Reproduce every entry below precisely. Pictures are excluded from the copy.

[A run of records]
____________

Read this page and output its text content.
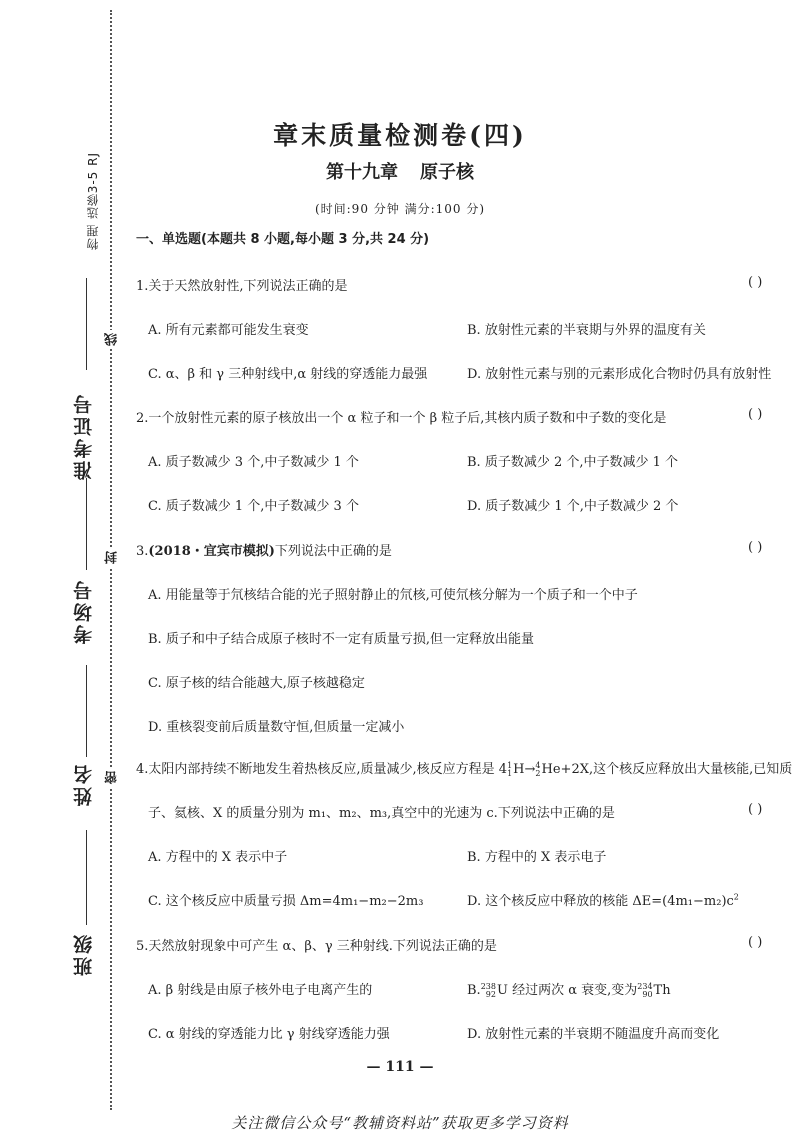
物理 选修3-5 RJ
准考证号
考场号
姓名
班级
线
封
密
章末质量检测卷(四)
第十九章 原子核
(时间:90 分钟 满分:100 分)
一、单选题(本题共 8 小题,每小题 3 分,共 24 分)
1.关于天然放射性,下列说法正确的是	( )
A. 所有元素都可能发生衰变	B. 放射性元素的半衰期与外界的温度有关
C. α、β 和 γ 三种射线中,α 射线的穿透能力最强	D. 放射性元素与别的元素形成化合物时仍具有放射性
2.一个放射性元素的原子核放出一个 α 粒子和一个 β 粒子后,其核内质子数和中子数的变化是	( )
A. 质子数减少 3 个,中子数减少 1 个	B. 质子数减少 2 个,中子数减少 1 个
C. 质子数减少 1 个,中子数减少 3 个	D. 质子数减少 1 个,中子数减少 2 个
3.(2018・宜宾市模拟)下列说法中正确的是	( )
A. 用能量等于氘核结合能的光子照射静止的氘核,可使氘核分解为一个质子和一个中子
B. 质子和中子结合成原子核时不一定有质量亏损,但一定释放出能量
C. 原子核的结合能越大,原子核越稳定
D. 重核裂变前后质量数守恒,但质量一定减小
4.太阳内部持续不断地发生着热核反应,质量减少,核反应方程是 4 1
1 H→ 4
2 He+2X,这个核反应释放出大量核能,已知质
子、氦核、X 的质量分别为 m₁、m₂、m₃,真空中的光速为 c.下列说法中正确的是	( )
A. 方程中的 X 表示中子	B. 方程中的 X 表示电子
C. 这个核反应中质量亏损 Δm=4m₁−m₂−2m₃	D. 这个核反应中释放的核能 $\Delta E=(4m_1-m_2)c^2$
5.天然放射现象中可产生 α、β、γ 三种射线.下列说法正确的是	( )
A. β 射线是由原子核外电子电离产生的	B. 238
92 U 经过两次 α 衰变,变为 234
90 Th
C. α 射线的穿透能力比 γ 射线穿透能力强	D. 放射性元素的半衰期不随温度升高而变化
— 111 —
关注微信公众号“教辅资料站”获取更多学习资料
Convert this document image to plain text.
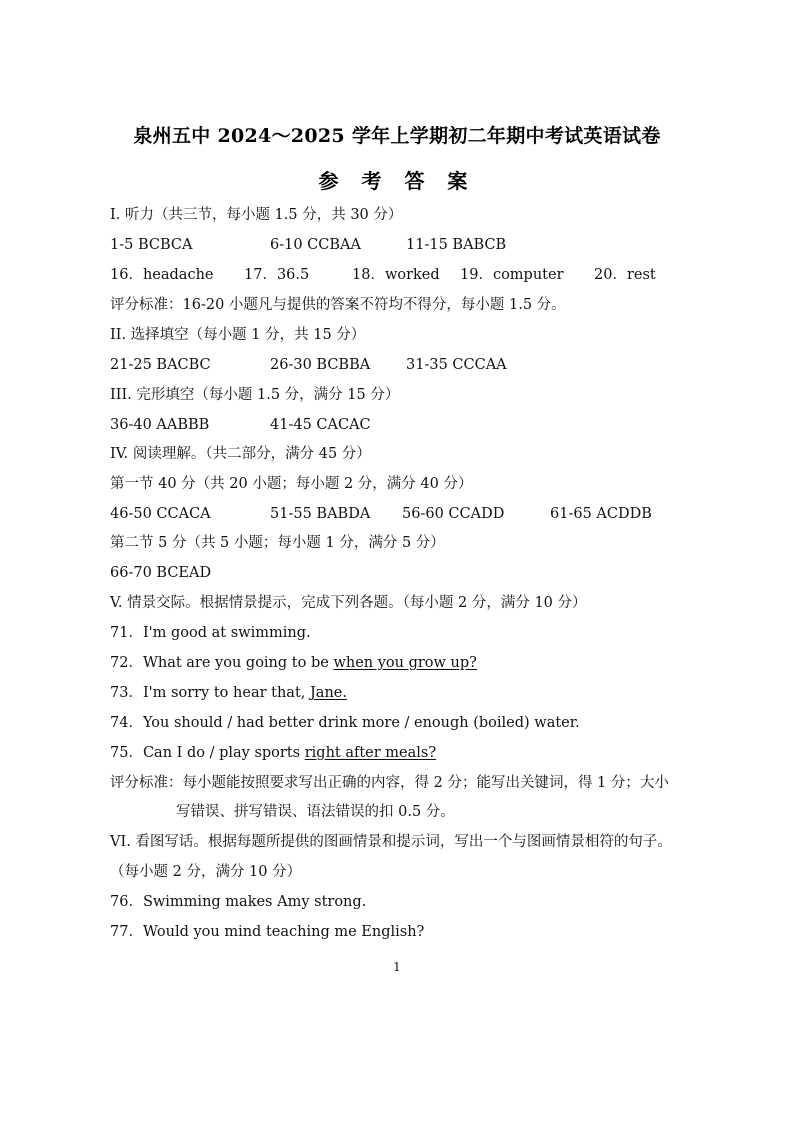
泉州五中 2024～2025 学年上学期初二年期中考试英语试卷
参 考 答 案
I. 听力（共三节，每小题 1.5 分，共 30 分）
1-5 BCBCA	6-10 CCBAA	11-15 BABCB
16．headache 17．36.5	18．worked 19．computer 20．rest
评分标准：16-20 小题凡与提供的答案不符均不得分，每小题 1.5 分。
II. 选择填空（每小题 1 分，共 15 分）
21-25 BACBC	26-30 BCBBA 31-35 CCCAA
III. 完形填空（每小题 1.5 分，满分 15 分）
36-40 AABBB	41-45 CACAC
IV. 阅读理解。（共二部分，满分 45 分）
第一节 40 分（共 20 小题；每小题 2 分，满分 40 分）
46-50 CCACA	51-55 BABDA 56-60 CCADD	61-65 ACDDB
第二节 5 分（共 5 小题；每小题 1 分，满分 5 分）
66-70 BCEAD
V. 情景交际。根据情景提示，完成下列各题。（每小题 2 分，满分 10 分）
71．I'm good at swimming.
72．What are you going to be when you grow up?
73．I'm sorry to hear that, Jane.
74．You should / had better drink more / enough (boiled) water.
75．Can I do / play sports right after meals?
评分标准：每小题能按照要求写出正确的内容，得 2 分；能写出关键词，得 1 分；大小
写错误、拼写错误、语法错误的扣 0.5 分。
VI. 看图写话。根据每题所提供的图画情景和提示词，写出一个与图画情景相符的句子。
（每小题 2 分，满分 10 分）
76．Swimming makes Amy strong.
77．Would you mind teaching me English?
1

____________

§ **WRITTEN ANSWER**:
Read this page and output its text content.
物理 选修3-5 RJ
准考证号
考场号
姓名
班级
线
封
密
章末质量检测卷(四)
第十九章 原子核
(时间:90 分钟 满分:100 分)
一、单选题(本题共 8 小题,每小题 3 分,共 24 分)
1.关于天然放射性,下列说法正确的是	( )
A. 所有元素都可能发生衰变	B. 放射性元素的半衰期与外界的温度有关
C. α、β 和 γ 三种射线中,α 射线的穿透能力最强	D. 放射性元素与别的元素形成化合物时仍具有放射性
2.一个放射性元素的原子核放出一个 α 粒子和一个 β 粒子后,其核内质子数和中子数的变化是	( )
A. 质子数减少 3 个,中子数减少 1 个	B. 质子数减少 2 个,中子数减少 1 个
C. 质子数减少 1 个,中子数减少 3 个	D. 质子数减少 1 个,中子数减少 2 个
3.(2018・宜宾市模拟)下列说法中正确的是	( )
A. 用能量等于氘核结合能的光子照射静止的氘核,可使氘核分解为一个质子和一个中子
B. 质子和中子结合成原子核时不一定有质量亏损,但一定释放出能量
C. 原子核的结合能越大,原子核越稳定
D. 重核裂变前后质量数守恒,但质量一定减小
4.太阳内部持续不断地发生着热核反应,质量减少,核反应方程是 4 1
1 H→ 4
2 He+2X,这个核反应释放出大量核能,已知质
子、氦核、X 的质量分别为 m₁、m₂、m₃,真空中的光速为 c.下列说法中正确的是	( )
A. 方程中的 X 表示中子	B. 方程中的 X 表示电子
C. 这个核反应中质量亏损 Δm=4m₁−m₂−2m₃	D. 这个核反应中释放的核能 $\Delta E=(4m_1-m_2)c^2$
5.天然放射现象中可产生 α、β、γ 三种射线.下列说法正确的是	( )
A. β 射线是由原子核外电子电离产生的	B. 238
92 U 经过两次 α 衰变,变为 234
90 Th
C. α 射线的穿透能力比 γ 射线穿透能力强	D. 放射性元素的半衰期不随温度升高而变化
— 111 —
关注微信公众号“教辅资料站”获取更多学习资料
Convert this document image to plain text.
泉州五中 2024～2025 学年上学期初二年期中考试英语试卷
参 考 答 案
I. 听力（共三节，每小题 1.5 分，共 30 分）
1-5 BCBCA	6-10 CCBAA	11-15 BABCB
16．headache 17．36.5	18．worked 19．computer 20．rest
评分标准：16-20 小题凡与提供的答案不符均不得分，每小题 1.5 分。
II. 选择填空（每小题 1 分，共 15 分）
21-25 BACBC	26-30 BCBBA 31-35 CCCAA
III. 完形填空（每小题 1.5 分，满分 15 分）
36-40 AABBB	41-45 CACAC
IV. 阅读理解。（共二部分，满分 45 分）
第一节 40 分（共 20 小题；每小题 2 分，满分 40 分）
46-50 CCACA	51-55 BABDA 56-60 CCADD	61-65 ACDDB
第二节 5 分（共 5 小题；每小题 1 分，满分 5 分）
66-70 BCEAD
V. 情景交际。根据情景提示，完成下列各题。（每小题 2 分，满分 10 分）
71．I'm good at swimming.
72．What are you going to be when you grow up?
73．I'm sorry to hear that, Jane.
74．You should / had better drink more / enough (boiled) water.
75．Can I do / play sports right after meals?
评分标准：每小题能按照要求写出正确的内容，得 2 分；能写出关键词，得 1 分；大小
写错误、拼写错误、语法错误的扣 0.5 分。
VI. 看图写话。根据每题所提供的图画情景和提示词，写出一个与图画情景相符的句子。
（每小题 2 分，满分 10 分）
76．Swimming makes Amy strong.
77．Would you mind teaching me English?
1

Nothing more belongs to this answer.